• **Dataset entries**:
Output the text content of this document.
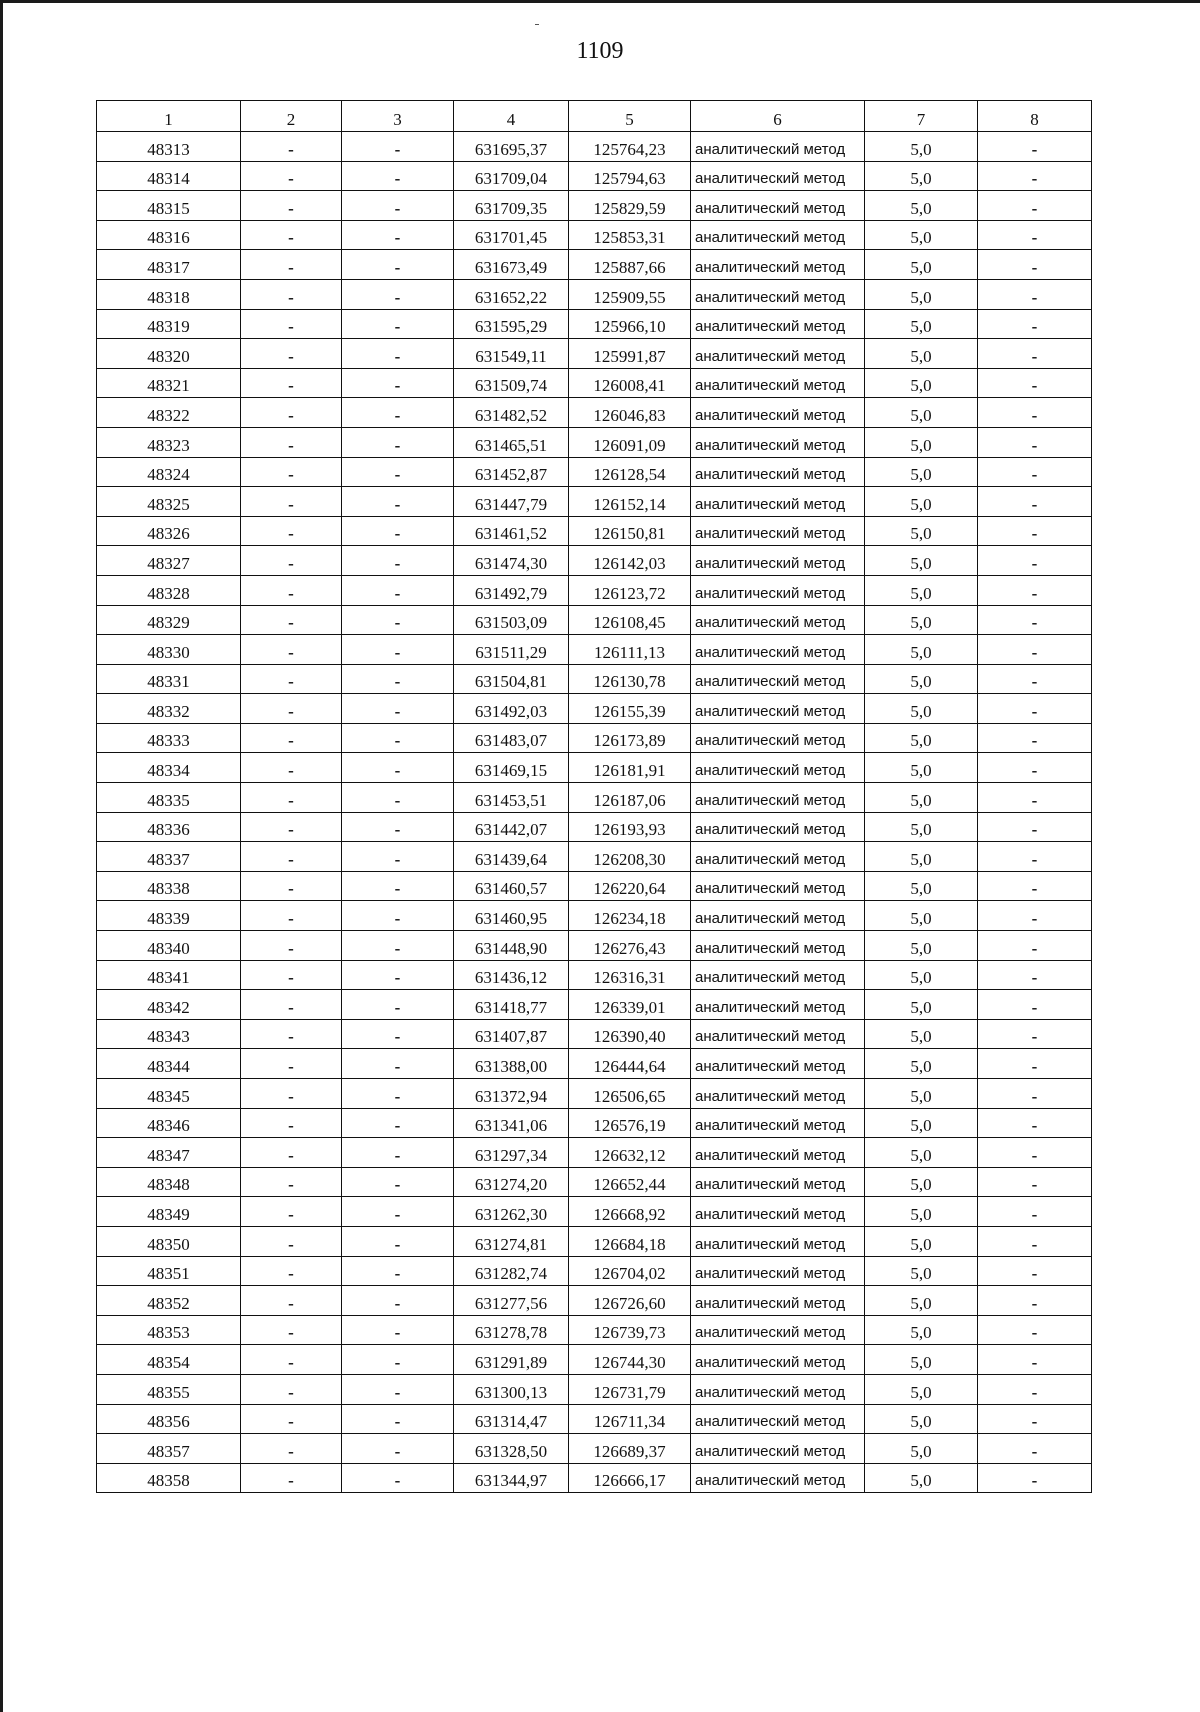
1109
1	2	3	4	5	6	7	8
48313	-	-	631695,37	125764,23	аналитический метод	5,0	-
48314	-	-	631709,04	125794,63	аналитический метод	5,0	-
48315	-	-	631709,35	125829,59	аналитический метод	5,0	-
48316	-	-	631701,45	125853,31	аналитический метод	5,0	-
48317	-	-	631673,49	125887,66	аналитический метод	5,0	-
48318	-	-	631652,22	125909,55	аналитический метод	5,0	-
48319	-	-	631595,29	125966,10	аналитический метод	5,0	-
48320	-	-	631549,11	125991,87	аналитический метод	5,0	-
48321	-	-	631509,74	126008,41	аналитический метод	5,0	-
48322	-	-	631482,52	126046,83	аналитический метод	5,0	-
48323	-	-	631465,51	126091,09	аналитический метод	5,0	-
48324	-	-	631452,87	126128,54	аналитический метод	5,0	-
48325	-	-	631447,79	126152,14	аналитический метод	5,0	-
48326	-	-	631461,52	126150,81	аналитический метод	5,0	-
48327	-	-	631474,30	126142,03	аналитический метод	5,0	-
48328	-	-	631492,79	126123,72	аналитический метод	5,0	-
48329	-	-	631503,09	126108,45	аналитический метод	5,0	-
48330	-	-	631511,29	126111,13	аналитический метод	5,0	-
48331	-	-	631504,81	126130,78	аналитический метод	5,0	-
48332	-	-	631492,03	126155,39	аналитический метод	5,0	-
48333	-	-	631483,07	126173,89	аналитический метод	5,0	-
48334	-	-	631469,15	126181,91	аналитический метод	5,0	-
48335	-	-	631453,51	126187,06	аналитический метод	5,0	-
48336	-	-	631442,07	126193,93	аналитический метод	5,0	-
48337	-	-	631439,64	126208,30	аналитический метод	5,0	-
48338	-	-	631460,57	126220,64	аналитический метод	5,0	-
48339	-	-	631460,95	126234,18	аналитический метод	5,0	-
48340	-	-	631448,90	126276,43	аналитический метод	5,0	-
48341	-	-	631436,12	126316,31	аналитический метод	5,0	-
48342	-	-	631418,77	126339,01	аналитический метод	5,0	-
48343	-	-	631407,87	126390,40	аналитический метод	5,0	-
48344	-	-	631388,00	126444,64	аналитический метод	5,0	-
48345	-	-	631372,94	126506,65	аналитический метод	5,0	-
48346	-	-	631341,06	126576,19	аналитический метод	5,0	-
48347	-	-	631297,34	126632,12	аналитический метод	5,0	-
48348	-	-	631274,20	126652,44	аналитический метод	5,0	-
48349	-	-	631262,30	126668,92	аналитический метод	5,0	-
48350	-	-	631274,81	126684,18	аналитический метод	5,0	-
48351	-	-	631282,74	126704,02	аналитический метод	5,0	-
48352	-	-	631277,56	126726,60	аналитический метод	5,0	-
48353	-	-	631278,78	126739,73	аналитический метод	5,0	-
48354	-	-	631291,89	126744,30	аналитический метод	5,0	-
48355	-	-	631300,13	126731,79	аналитический метод	5,0	-
48356	-	-	631314,47	126711,34	аналитический метод	5,0	-
48357	-	-	631328,50	126689,37	аналитический метод	5,0	-
48358	-	-	631344,97	126666,17	аналитический метод	5,0	-
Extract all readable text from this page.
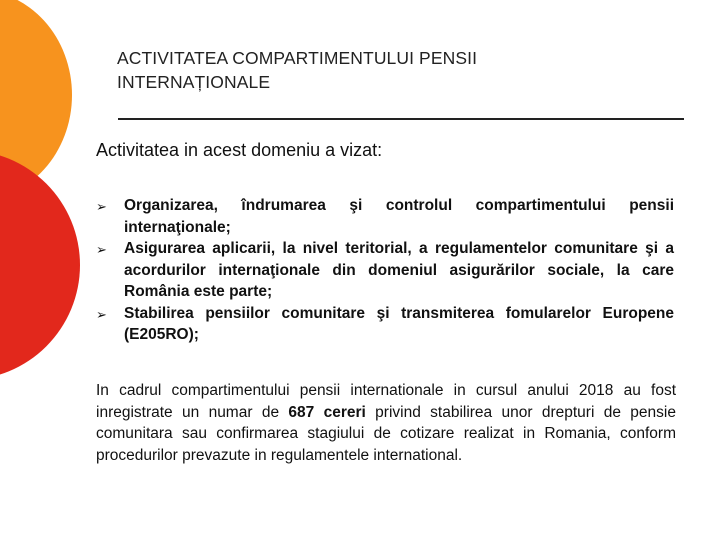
ACTIVITATEA COMPARTIMENTULUI PENSII
INTERNAȚIONALE
Activitatea in acest domeniu a vizat:
➢ Organizarea, îndrumarea şi controlul compartimentului pensii internaţionale;
➢ Asigurarea aplicarii, la nivel teritorial, a regulamentelor comunitare şi a acordurilor internaţionale din domeniul asigurărilor sociale, la care România este parte;
➢ Stabilirea pensiilor comunitare şi transmiterea fomularelor Europene (E205RO);

In cadrul compartimentului pensii internationale in cursul anului 2018 au fost inregistrate un numar de 687 cereri privind stabilirea unor drepturi de pensie comunitara sau confirmarea stagiului de cotizare realizat in Romania, conform procedurilor prevazute in regulamentele international.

• **TASK GOAL**:
Every line of the data should be copied as it stands, without the images.

• **COMPLETED EXERCISE**:
Output the text content of this document.
1109
1	2	3	4	5	6	7	8
48313	-	-	631695,37	125764,23	аналитический метод	5,0	-
48314	-	-	631709,04	125794,63	аналитический метод	5,0	-
48315	-	-	631709,35	125829,59	аналитический метод	5,0	-
48316	-	-	631701,45	125853,31	аналитический метод	5,0	-
48317	-	-	631673,49	125887,66	аналитический метод	5,0	-
48318	-	-	631652,22	125909,55	аналитический метод	5,0	-
48319	-	-	631595,29	125966,10	аналитический метод	5,0	-
48320	-	-	631549,11	125991,87	аналитический метод	5,0	-
48321	-	-	631509,74	126008,41	аналитический метод	5,0	-
48322	-	-	631482,52	126046,83	аналитический метод	5,0	-
48323	-	-	631465,51	126091,09	аналитический метод	5,0	-
48324	-	-	631452,87	126128,54	аналитический метод	5,0	-
48325	-	-	631447,79	126152,14	аналитический метод	5,0	-
48326	-	-	631461,52	126150,81	аналитический метод	5,0	-
48327	-	-	631474,30	126142,03	аналитический метод	5,0	-
48328	-	-	631492,79	126123,72	аналитический метод	5,0	-
48329	-	-	631503,09	126108,45	аналитический метод	5,0	-
48330	-	-	631511,29	126111,13	аналитический метод	5,0	-
48331	-	-	631504,81	126130,78	аналитический метод	5,0	-
48332	-	-	631492,03	126155,39	аналитический метод	5,0	-
48333	-	-	631483,07	126173,89	аналитический метод	5,0	-
48334	-	-	631469,15	126181,91	аналитический метод	5,0	-
48335	-	-	631453,51	126187,06	аналитический метод	5,0	-
48336	-	-	631442,07	126193,93	аналитический метод	5,0	-
48337	-	-	631439,64	126208,30	аналитический метод	5,0	-
48338	-	-	631460,57	126220,64	аналитический метод	5,0	-
48339	-	-	631460,95	126234,18	аналитический метод	5,0	-
48340	-	-	631448,90	126276,43	аналитический метод	5,0	-
48341	-	-	631436,12	126316,31	аналитический метод	5,0	-
48342	-	-	631418,77	126339,01	аналитический метод	5,0	-
48343	-	-	631407,87	126390,40	аналитический метод	5,0	-
48344	-	-	631388,00	126444,64	аналитический метод	5,0	-
48345	-	-	631372,94	126506,65	аналитический метод	5,0	-
48346	-	-	631341,06	126576,19	аналитический метод	5,0	-
48347	-	-	631297,34	126632,12	аналитический метод	5,0	-
48348	-	-	631274,20	126652,44	аналитический метод	5,0	-
48349	-	-	631262,30	126668,92	аналитический метод	5,0	-
48350	-	-	631274,81	126684,18	аналитический метод	5,0	-
48351	-	-	631282,74	126704,02	аналитический метод	5,0	-
48352	-	-	631277,56	126726,60	аналитический метод	5,0	-
48353	-	-	631278,78	126739,73	аналитический метод	5,0	-
48354	-	-	631291,89	126744,30	аналитический метод	5,0	-
48355	-	-	631300,13	126731,79	аналитический метод	5,0	-
48356	-	-	631314,47	126711,34	аналитический метод	5,0	-
48357	-	-	631328,50	126689,37	аналитический метод	5,0	-
48358	-	-	631344,97	126666,17	аналитический метод	5,0	-
Extract all readable text from this page.
ACTIVITATEA COMPARTIMENTULUI PENSII
INTERNAȚIONALE
Activitatea in acest domeniu a vizat:
➢ Organizarea, îndrumarea şi controlul compartimentului pensii internaţionale;
➢ Asigurarea aplicarii, la nivel teritorial, a regulamentelor comunitare şi a acordurilor internaţionale din domeniul asigurărilor sociale, la care România este parte;
➢ Stabilirea pensiilor comunitare şi transmiterea fomularelor Europene (E205RO);

In cadrul compartimentului pensii internationale in cursul anului 2018 au fost inregistrate un numar de 687 cereri privind stabilirea unor drepturi de pensie comunitara sau confirmarea stagiului de cotizare realizat in Romania, conform procedurilor prevazute in regulamentele international.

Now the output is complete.